Description of the task >> Retype all of the records shown beneath this task, exactly as they stand.

Extracted records >>
↓
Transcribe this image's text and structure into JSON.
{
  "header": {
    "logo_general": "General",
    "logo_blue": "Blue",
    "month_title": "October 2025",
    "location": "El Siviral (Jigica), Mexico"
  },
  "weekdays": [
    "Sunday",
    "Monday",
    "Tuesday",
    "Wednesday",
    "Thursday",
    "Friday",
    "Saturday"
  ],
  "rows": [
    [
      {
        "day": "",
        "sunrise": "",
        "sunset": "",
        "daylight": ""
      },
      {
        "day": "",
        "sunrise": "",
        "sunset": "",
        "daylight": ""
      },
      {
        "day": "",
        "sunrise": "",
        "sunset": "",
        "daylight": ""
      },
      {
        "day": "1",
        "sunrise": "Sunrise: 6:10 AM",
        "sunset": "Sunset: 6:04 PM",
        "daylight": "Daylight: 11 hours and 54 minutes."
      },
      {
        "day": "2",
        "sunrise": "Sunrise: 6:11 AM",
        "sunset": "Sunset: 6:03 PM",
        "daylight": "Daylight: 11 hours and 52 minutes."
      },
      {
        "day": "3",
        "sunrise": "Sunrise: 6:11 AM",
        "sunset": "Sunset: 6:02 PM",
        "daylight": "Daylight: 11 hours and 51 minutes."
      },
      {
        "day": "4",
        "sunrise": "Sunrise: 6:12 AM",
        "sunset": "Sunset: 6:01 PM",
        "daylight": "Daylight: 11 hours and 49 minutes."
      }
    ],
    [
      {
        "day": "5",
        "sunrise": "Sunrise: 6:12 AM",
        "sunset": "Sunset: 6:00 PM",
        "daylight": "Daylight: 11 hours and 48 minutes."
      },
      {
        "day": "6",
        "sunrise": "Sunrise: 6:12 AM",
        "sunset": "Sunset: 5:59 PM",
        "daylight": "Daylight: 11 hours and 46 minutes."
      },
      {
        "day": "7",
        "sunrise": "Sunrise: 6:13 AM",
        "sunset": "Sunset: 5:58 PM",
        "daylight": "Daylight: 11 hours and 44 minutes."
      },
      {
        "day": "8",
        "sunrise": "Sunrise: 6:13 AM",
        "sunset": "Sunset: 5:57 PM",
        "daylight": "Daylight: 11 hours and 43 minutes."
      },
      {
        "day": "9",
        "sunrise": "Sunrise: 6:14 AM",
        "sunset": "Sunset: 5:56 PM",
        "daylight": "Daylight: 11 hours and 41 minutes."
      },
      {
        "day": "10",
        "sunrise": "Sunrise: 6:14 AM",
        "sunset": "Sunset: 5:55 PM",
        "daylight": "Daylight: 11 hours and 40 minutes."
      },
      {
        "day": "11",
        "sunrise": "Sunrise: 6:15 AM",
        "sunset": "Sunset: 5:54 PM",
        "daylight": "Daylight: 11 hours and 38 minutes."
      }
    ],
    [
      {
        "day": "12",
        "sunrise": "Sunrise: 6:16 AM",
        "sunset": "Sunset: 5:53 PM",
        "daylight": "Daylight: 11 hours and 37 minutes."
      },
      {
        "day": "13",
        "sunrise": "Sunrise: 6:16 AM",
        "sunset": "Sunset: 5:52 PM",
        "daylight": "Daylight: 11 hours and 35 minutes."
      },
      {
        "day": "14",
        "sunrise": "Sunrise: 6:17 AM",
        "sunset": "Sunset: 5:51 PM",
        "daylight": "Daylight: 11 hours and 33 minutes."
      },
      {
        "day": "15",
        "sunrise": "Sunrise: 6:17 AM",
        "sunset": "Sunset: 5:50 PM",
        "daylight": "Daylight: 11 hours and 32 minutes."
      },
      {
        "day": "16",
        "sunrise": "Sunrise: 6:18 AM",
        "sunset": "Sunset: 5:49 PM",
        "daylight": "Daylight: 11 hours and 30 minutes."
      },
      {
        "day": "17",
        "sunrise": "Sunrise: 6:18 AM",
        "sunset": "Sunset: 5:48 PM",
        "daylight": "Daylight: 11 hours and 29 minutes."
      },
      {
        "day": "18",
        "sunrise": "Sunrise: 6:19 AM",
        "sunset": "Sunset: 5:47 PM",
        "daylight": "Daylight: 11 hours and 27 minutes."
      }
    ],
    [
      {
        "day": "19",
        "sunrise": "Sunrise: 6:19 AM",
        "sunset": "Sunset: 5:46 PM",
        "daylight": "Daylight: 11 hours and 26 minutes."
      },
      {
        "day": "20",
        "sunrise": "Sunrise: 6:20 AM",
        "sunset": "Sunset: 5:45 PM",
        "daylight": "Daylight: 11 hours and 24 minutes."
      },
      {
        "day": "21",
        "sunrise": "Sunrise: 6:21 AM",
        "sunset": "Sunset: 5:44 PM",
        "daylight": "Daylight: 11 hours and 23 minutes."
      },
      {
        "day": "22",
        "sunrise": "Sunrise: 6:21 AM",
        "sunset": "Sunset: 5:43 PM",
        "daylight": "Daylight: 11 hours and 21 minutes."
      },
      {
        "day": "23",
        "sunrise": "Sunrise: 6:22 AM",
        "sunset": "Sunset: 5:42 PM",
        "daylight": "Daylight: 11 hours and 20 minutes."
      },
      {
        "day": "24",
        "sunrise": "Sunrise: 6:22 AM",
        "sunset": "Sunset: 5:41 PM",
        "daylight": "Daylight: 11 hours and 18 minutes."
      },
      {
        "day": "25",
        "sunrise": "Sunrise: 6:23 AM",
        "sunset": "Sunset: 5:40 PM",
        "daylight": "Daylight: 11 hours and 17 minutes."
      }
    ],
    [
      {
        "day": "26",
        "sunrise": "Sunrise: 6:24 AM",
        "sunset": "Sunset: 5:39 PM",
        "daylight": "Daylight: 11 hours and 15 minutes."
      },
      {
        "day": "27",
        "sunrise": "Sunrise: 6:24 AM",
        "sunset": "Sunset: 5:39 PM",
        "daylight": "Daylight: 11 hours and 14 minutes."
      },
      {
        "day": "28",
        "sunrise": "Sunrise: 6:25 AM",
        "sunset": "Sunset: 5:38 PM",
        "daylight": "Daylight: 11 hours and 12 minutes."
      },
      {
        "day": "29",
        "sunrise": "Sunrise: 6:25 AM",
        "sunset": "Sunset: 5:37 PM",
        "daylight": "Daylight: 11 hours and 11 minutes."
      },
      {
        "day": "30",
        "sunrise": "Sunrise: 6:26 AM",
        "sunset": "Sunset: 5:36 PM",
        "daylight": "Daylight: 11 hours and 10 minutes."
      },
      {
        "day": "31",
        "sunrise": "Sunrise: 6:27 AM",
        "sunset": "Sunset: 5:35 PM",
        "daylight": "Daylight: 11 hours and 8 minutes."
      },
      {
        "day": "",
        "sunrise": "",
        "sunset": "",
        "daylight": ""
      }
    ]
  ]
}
↑
Answer for this exercise >>
Transcribe this image's text and structure into JSON.
{
  "header": {
    "logo_general": "General",
    "logo_blue": "Blue",
    "month_title": "October 2025",
    "location": "El Siviral (Jigica), Mexico"
  },
  "weekdays": [
    "Sunday",
    "Monday",
    "Tuesday",
    "Wednesday",
    "Thursday",
    "Friday",
    "Saturday"
  ],
  "rows": [
    [
      {
        "day": "",
        "sunrise": "",
        "sunset": "",
        "daylight": ""
      },
      {
        "day": "",
        "sunrise": "",
        "sunset": "",
        "daylight": ""
      },
      {
        "day": "",
        "sunrise": "",
        "sunset": "",
        "daylight": ""
      },
      {
        "day": "1",
        "sunrise": "Sunrise: 6:10 AM",
        "sunset": "Sunset: 6:04 PM",
        "daylight": "Daylight: 11 hours and 54 minutes."
      },
      {
        "day": "2",
        "sunrise": "Sunrise: 6:11 AM",
        "sunset": "Sunset: 6:03 PM",
        "daylight": "Daylight: 11 hours and 52 minutes."
      },
      {
        "day": "3",
        "sunrise": "Sunrise: 6:11 AM",
        "sunset": "Sunset: 6:02 PM",
        "daylight": "Daylight: 11 hours and 51 minutes."
      },
      {
        "day": "4",
        "sunrise": "Sunrise: 6:12 AM",
        "sunset": "Sunset: 6:01 PM",
        "daylight": "Daylight: 11 hours and 49 minutes."
      }
    ],
    [
      {
        "day": "5",
        "sunrise": "Sunrise: 6:12 AM",
        "sunset": "Sunset: 6:00 PM",
        "daylight": "Daylight: 11 hours and 48 minutes."
      },
      {
        "day": "6",
        "sunrise": "Sunrise: 6:12 AM",
        "sunset": "Sunset: 5:59 PM",
        "daylight": "Daylight: 11 hours and 46 minutes."
      },
      {
        "day": "7",
        "sunrise": "Sunrise: 6:13 AM",
        "sunset": "Sunset: 5:58 PM",
        "daylight": "Daylight: 11 hours and 44 minutes."
      },
      {
        "day": "8",
        "sunrise": "Sunrise: 6:13 AM",
        "sunset": "Sunset: 5:57 PM",
        "daylight": "Daylight: 11 hours and 43 minutes."
      },
      {
        "day": "9",
        "sunrise": "Sunrise: 6:14 AM",
        "sunset": "Sunset: 5:56 PM",
        "daylight": "Daylight: 11 hours and 41 minutes."
      },
      {
        "day": "10",
        "sunrise": "Sunrise: 6:14 AM",
        "sunset": "Sunset: 5:55 PM",
        "daylight": "Daylight: 11 hours and 40 minutes."
      },
      {
        "day": "11",
        "sunrise": "Sunrise: 6:15 AM",
        "sunset": "Sunset: 5:54 PM",
        "daylight": "Daylight: 11 hours and 38 minutes."
      }
    ],
    [
      {
        "day": "12",
        "sunrise": "Sunrise: 6:16 AM",
        "sunset": "Sunset: 5:53 PM",
        "daylight": "Daylight: 11 hours and 37 minutes."
      },
      {
        "day": "13",
        "sunrise": "Sunrise: 6:16 AM",
        "sunset": "Sunset: 5:52 PM",
        "daylight": "Daylight: 11 hours and 35 minutes."
      },
      {
        "day": "14",
        "sunrise": "Sunrise: 6:17 AM",
        "sunset": "Sunset: 5:51 PM",
        "daylight": "Daylight: 11 hours and 33 minutes."
      },
      {
        "day": "15",
        "sunrise": "Sunrise: 6:17 AM",
        "sunset": "Sunset: 5:50 PM",
        "daylight": "Daylight: 11 hours and 32 minutes."
      },
      {
        "day": "16",
        "sunrise": "Sunrise: 6:18 AM",
        "sunset": "Sunset: 5:49 PM",
        "daylight": "Daylight: 11 hours and 30 minutes."
      },
      {
        "day": "17",
        "sunrise": "Sunrise: 6:18 AM",
        "sunset": "Sunset: 5:48 PM",
        "daylight": "Daylight: 11 hours and 29 minutes."
      },
      {
        "day": "18",
        "sunrise": "Sunrise: 6:19 AM",
        "sunset": "Sunset: 5:47 PM",
        "daylight": "Daylight: 11 hours and 27 minutes."
      }
    ],
    [
      {
        "day": "19",
        "sunrise": "Sunrise: 6:19 AM",
        "sunset": "Sunset: 5:46 PM",
        "daylight": "Daylight: 11 hours and 26 minutes."
      },
      {
        "day": "20",
        "sunrise": "Sunrise: 6:20 AM",
        "sunset": "Sunset: 5:45 PM",
        "daylight": "Daylight: 11 hours and 24 minutes."
      },
      {
        "day": "21",
        "sunrise": "Sunrise: 6:21 AM",
        "sunset": "Sunset: 5:44 PM",
        "daylight": "Daylight: 11 hours and 23 minutes."
      },
      {
        "day": "22",
        "sunrise": "Sunrise: 6:21 AM",
        "sunset": "Sunset: 5:43 PM",
        "daylight": "Daylight: 11 hours and 21 minutes."
      },
      {
        "day": "23",
        "sunrise": "Sunrise: 6:22 AM",
        "sunset": "Sunset: 5:42 PM",
        "daylight": "Daylight: 11 hours and 20 minutes."
      },
      {
        "day": "24",
        "sunrise": "Sunrise: 6:22 AM",
        "sunset": "Sunset: 5:41 PM",
        "daylight": "Daylight: 11 hours and 18 minutes."
      },
      {
        "day": "25",
        "sunrise": "Sunrise: 6:23 AM",
        "sunset": "Sunset: 5:40 PM",
        "daylight": "Daylight: 11 hours and 17 minutes."
      }
    ],
    [
      {
        "day": "26",
        "sunrise": "Sunrise: 6:24 AM",
        "sunset": "Sunset: 5:39 PM",
        "daylight": "Daylight: 11 hours and 15 minutes."
      },
      {
        "day": "27",
        "sunrise": "Sunrise: 6:24 AM",
        "sunset": "Sunset: 5:39 PM",
        "daylight": "Daylight: 11 hours and 14 minutes."
      },
      {
        "day": "28",
        "sunrise": "Sunrise: 6:25 AM",
        "sunset": "Sunset: 5:38 PM",
        "daylight": "Daylight: 11 hours and 12 minutes."
      },
      {
        "day": "29",
        "sunrise": "Sunrise: 6:25 AM",
        "sunset": "Sunset: 5:37 PM",
        "daylight": "Daylight: 11 hours and 11 minutes."
      },
      {
        "day": "30",
        "sunrise": "Sunrise: 6:26 AM",
        "sunset": "Sunset: 5:36 PM",
        "daylight": "Daylight: 11 hours and 10 minutes."
      },
      {
        "day": "31",
        "sunrise": "Sunrise: 6:27 AM",
        "sunset": "Sunset: 5:35 PM",
        "daylight": "Daylight: 11 hours and 8 minutes."
      },
      {
        "day": "",
        "sunrise": "",
        "sunset": "",
        "daylight": ""
      }
    ]
  ]
}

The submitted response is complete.